--- start TASK INPUTS ---
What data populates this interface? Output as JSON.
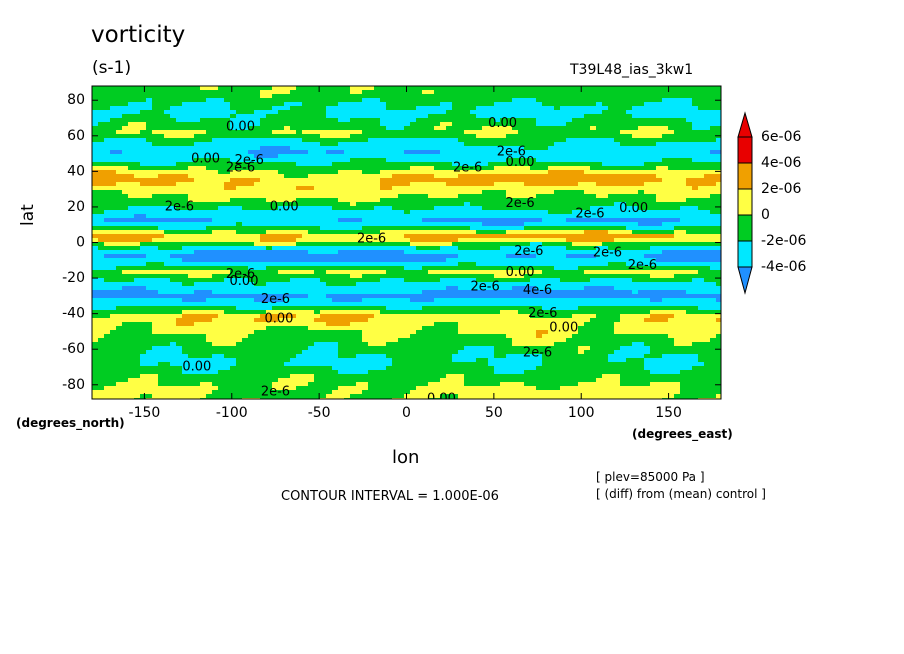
{
  "chart_data": {
    "type": "heatmap",
    "title": "vorticity",
    "units": "(s-1)",
    "case_label": "T39L48_ias_3kw1",
    "xlabel": "lon",
    "ylabel": "lat",
    "x_unit": "(degrees_east)",
    "y_unit": "(degrees_north)",
    "xlim": [
      -180,
      180
    ],
    "ylim": [
      -88,
      88
    ],
    "x_ticks": [
      "-150",
      "-100",
      "-50",
      "0",
      "50",
      "100",
      "150"
    ],
    "x_tick_values": [
      -150,
      -100,
      -50,
      0,
      50,
      100,
      150
    ],
    "y_ticks": [
      "80",
      "60",
      "40",
      "20",
      "0",
      "-20",
      "-40",
      "-60",
      "-80"
    ],
    "y_tick_values": [
      80,
      60,
      40,
      20,
      0,
      -20,
      -40,
      -60,
      -80
    ],
    "colorbar": {
      "labels": [
        "6e-06",
        "4e-06",
        "2e-06",
        "0",
        "-2e-06",
        "-4e-06"
      ],
      "colors": [
        "#e80000",
        "#f0a000",
        "#ffff44",
        "#00cc22",
        "#00e8ff",
        "#2090ff"
      ],
      "position": "right"
    },
    "bands": [
      {
        "lat": 84,
        "value": 5e-07
      },
      {
        "lat": 74,
        "value": -7e-07
      },
      {
        "lat": 62,
        "value": 8e-07
      },
      {
        "lat": 50,
        "value": -1.8e-06
      },
      {
        "lat": 36,
        "value": 2.4e-06
      },
      {
        "lat": 22,
        "value": 4e-07
      },
      {
        "lat": 12,
        "value": -2.2e-06
      },
      {
        "lat": 3,
        "value": 2.6e-06
      },
      {
        "lat": -8,
        "value": -3.2e-06
      },
      {
        "lat": -16,
        "value": 1.2e-06
      },
      {
        "lat": -30,
        "value": -2.6e-06
      },
      {
        "lat": -42,
        "value": 1.8e-06
      },
      {
        "lat": -55,
        "value": 6e-07
      },
      {
        "lat": -68,
        "value": -4e-07
      },
      {
        "lat": -82,
        "value": 1e-06
      }
    ],
    "contour_interval_text": "CONTOUR INTERVAL = 1.000E-06",
    "contour_labels": [
      {
        "text": "0.00",
        "lon": -95,
        "lat": 65
      },
      {
        "text": "0.00",
        "lon": 55,
        "lat": 67
      },
      {
        "text": "0.00",
        "lon": -115,
        "lat": 47
      },
      {
        "text": "2e-6",
        "lon": -90,
        "lat": 46
      },
      {
        "text": "2e-6",
        "lon": -95,
        "lat": 42
      },
      {
        "text": "2e-6",
        "lon": 60,
        "lat": 51
      },
      {
        "text": "2e-6",
        "lon": 35,
        "lat": 42
      },
      {
        "text": "0.00",
        "lon": 65,
        "lat": 45
      },
      {
        "text": "2e-6",
        "lon": -130,
        "lat": 20
      },
      {
        "text": "0.00",
        "lon": -70,
        "lat": 20
      },
      {
        "text": "2e-6",
        "lon": 65,
        "lat": 22
      },
      {
        "text": "2e-6",
        "lon": 105,
        "lat": 16
      },
      {
        "text": "0.00",
        "lon": 130,
        "lat": 19
      },
      {
        "text": "2e-6",
        "lon": -20,
        "lat": 2
      },
      {
        "text": "2e-6",
        "lon": 70,
        "lat": -5
      },
      {
        "text": "2e-6",
        "lon": 115,
        "lat": -6
      },
      {
        "text": "0.00",
        "lon": 65,
        "lat": -17
      },
      {
        "text": "2e-6",
        "lon": 135,
        "lat": -13
      },
      {
        "text": "2e-6",
        "lon": -95,
        "lat": -18
      },
      {
        "text": "0.00",
        "lon": -93,
        "lat": -22
      },
      {
        "text": "2e-6",
        "lon": -75,
        "lat": -32
      },
      {
        "text": "2e-6",
        "lon": 45,
        "lat": -25
      },
      {
        "text": "4e-6",
        "lon": 75,
        "lat": -27
      },
      {
        "text": "2e-6",
        "lon": 78,
        "lat": -40
      },
      {
        "text": "0.00",
        "lon": -73,
        "lat": -43
      },
      {
        "text": "0.00",
        "lon": 90,
        "lat": -48
      },
      {
        "text": "2e-6",
        "lon": 75,
        "lat": -62
      },
      {
        "text": "0.00",
        "lon": -120,
        "lat": -70
      },
      {
        "text": "2e-6",
        "lon": -75,
        "lat": -84
      },
      {
        "text": "0.00",
        "lon": 20,
        "lat": -88
      }
    ]
  },
  "notes": [
    "[ plev=85000 Pa ]",
    "[ (diff) from (mean) control ]"
  ]
}
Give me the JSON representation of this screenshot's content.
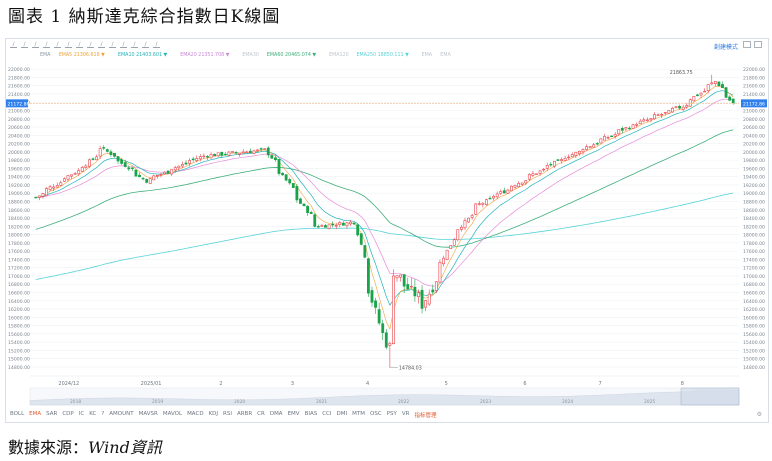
{
  "figure": {
    "title": "圖表 1 納斯達克綜合指數日K線圖",
    "source_label": "數據來源：",
    "source_name": "Wind資訊"
  },
  "toolbar": {
    "icons": [
      "cursor-icon",
      "line-icon",
      "ray-icon",
      "channel-icon",
      "fib-icon",
      "text-icon",
      "measure-icon",
      "eraser-icon",
      "magnet-icon",
      "lock-icon",
      "undo-icon",
      "redo-icon",
      "hand-icon",
      "camera-icon"
    ],
    "right_label": "創建模式",
    "layout_icons": [
      "grid-icon",
      "grid-icon",
      "grid-icon"
    ]
  },
  "chart_data": {
    "type": "candlestick",
    "indicator_legend": [
      {
        "label": "EMA",
        "color": "#8a96a3"
      },
      {
        "label": "EMA5  21306.616 ▼",
        "color": "#f0a33c"
      },
      {
        "label": "EMA10  21403.601 ▼",
        "color": "#22b3b8"
      },
      {
        "label": "EMA20  21351.708 ▼",
        "color": "#c889d6"
      },
      {
        "label": "EMA30",
        "color": "#bfc6ce"
      },
      {
        "label": "EMA60  20465.074 ▼",
        "color": "#3fae7a"
      },
      {
        "label": "EMA120",
        "color": "#bfc6ce"
      },
      {
        "label": "EMA250  18850.111 ▼",
        "color": "#59d3d9"
      },
      {
        "label": "EMA",
        "color": "#bfc6ce"
      },
      {
        "label": "EMA",
        "color": "#bfc6ce"
      }
    ],
    "y_ticks": [
      "22000.00",
      "21800.00",
      "21600.00",
      "21400.00",
      "21200.00",
      "21000.00",
      "20800.00",
      "20600.00",
      "20400.00",
      "20200.00",
      "20000.00",
      "19800.00",
      "19600.00",
      "19400.00",
      "19200.00",
      "19000.00",
      "18800.00",
      "18600.00",
      "18400.00",
      "18200.00",
      "18000.00",
      "17800.00",
      "17600.00",
      "17400.00",
      "17200.00",
      "17000.00",
      "16800.00",
      "16600.00",
      "16400.00",
      "16200.00",
      "16000.00",
      "15800.00",
      "15600.00",
      "15400.00",
      "15200.00",
      "15000.00",
      "14800.00"
    ],
    "ylim": [
      14750,
      22100
    ],
    "current_price": {
      "label": "21172.86",
      "value": 21172.86
    },
    "annotations": [
      {
        "label": "21863.75",
        "value": 21863.75,
        "position": "high"
      },
      {
        "label": "14784.03",
        "value": 14784.03,
        "position": "low"
      }
    ],
    "x_ticks": [
      "2024/12",
      "2025/01",
      "2",
      "3",
      "4",
      "5",
      "6",
      "7",
      "8"
    ],
    "navigator_ticks": [
      "2018",
      "2019",
      "2020",
      "2021",
      "2022",
      "2023",
      "2024",
      "2025"
    ],
    "colors": {
      "up": "#e8434a",
      "down": "#1aa34a",
      "ema5": "#f0a33c",
      "ema10": "#22b3b8",
      "ema20": "#e68ad8",
      "ema60": "#3fae7a",
      "ema250": "#59d3d9",
      "price_line": "#f6c39a"
    },
    "series_anchors": [
      {
        "date": "2024-11-20",
        "close": 18900
      },
      {
        "date": "2024-12-10",
        "close": 19700
      },
      {
        "date": "2024-12-16",
        "close": 20100
      },
      {
        "date": "2025-01-02",
        "close": 19300
      },
      {
        "date": "2025-01-24",
        "close": 19900
      },
      {
        "date": "2025-02-18",
        "close": 20050
      },
      {
        "date": "2025-03-10",
        "close": 18200
      },
      {
        "date": "2025-03-25",
        "close": 18300
      },
      {
        "date": "2025-04-04",
        "close": 15600
      },
      {
        "date": "2025-04-08",
        "close": 15300
      },
      {
        "date": "2025-04-09",
        "close": 17100
      },
      {
        "date": "2025-04-21",
        "close": 16300
      },
      {
        "date": "2025-05-02",
        "close": 17900
      },
      {
        "date": "2025-05-12",
        "close": 18700
      },
      {
        "date": "2025-06-10",
        "close": 19700
      },
      {
        "date": "2025-07-10",
        "close": 20600
      },
      {
        "date": "2025-07-31",
        "close": 21100
      },
      {
        "date": "2025-08-13",
        "close": 21700
      },
      {
        "date": "2025-08-20",
        "close": 21173
      }
    ],
    "ema_values": {
      "EMA5": 21306.616,
      "EMA10": 21403.601,
      "EMA20": 21351.708,
      "EMA60": 20465.074,
      "EMA250": 18850.111
    }
  },
  "bottom_tabs": [
    "BOLL",
    "EMA",
    "SAR",
    "CDP",
    "IC",
    "KC",
    "?",
    "AMOUNT",
    "MAVSR",
    "MAVOL",
    "MACD",
    "KDJ",
    "RSI",
    "ARBR",
    "CR",
    "DMA",
    "EMV",
    "BIAS",
    "CCI",
    "DMI",
    "MTM",
    "OSC",
    "PSY",
    "VR",
    "指标管理"
  ]
}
--- end TASK INPUTS ---
■ WHAT IS REQUIRED: Copy each line from the data above that includes "this".

■ SOLUTION:
What data populates this interface? Output as JSON.
Give me the JSON representation of this screenshot's content.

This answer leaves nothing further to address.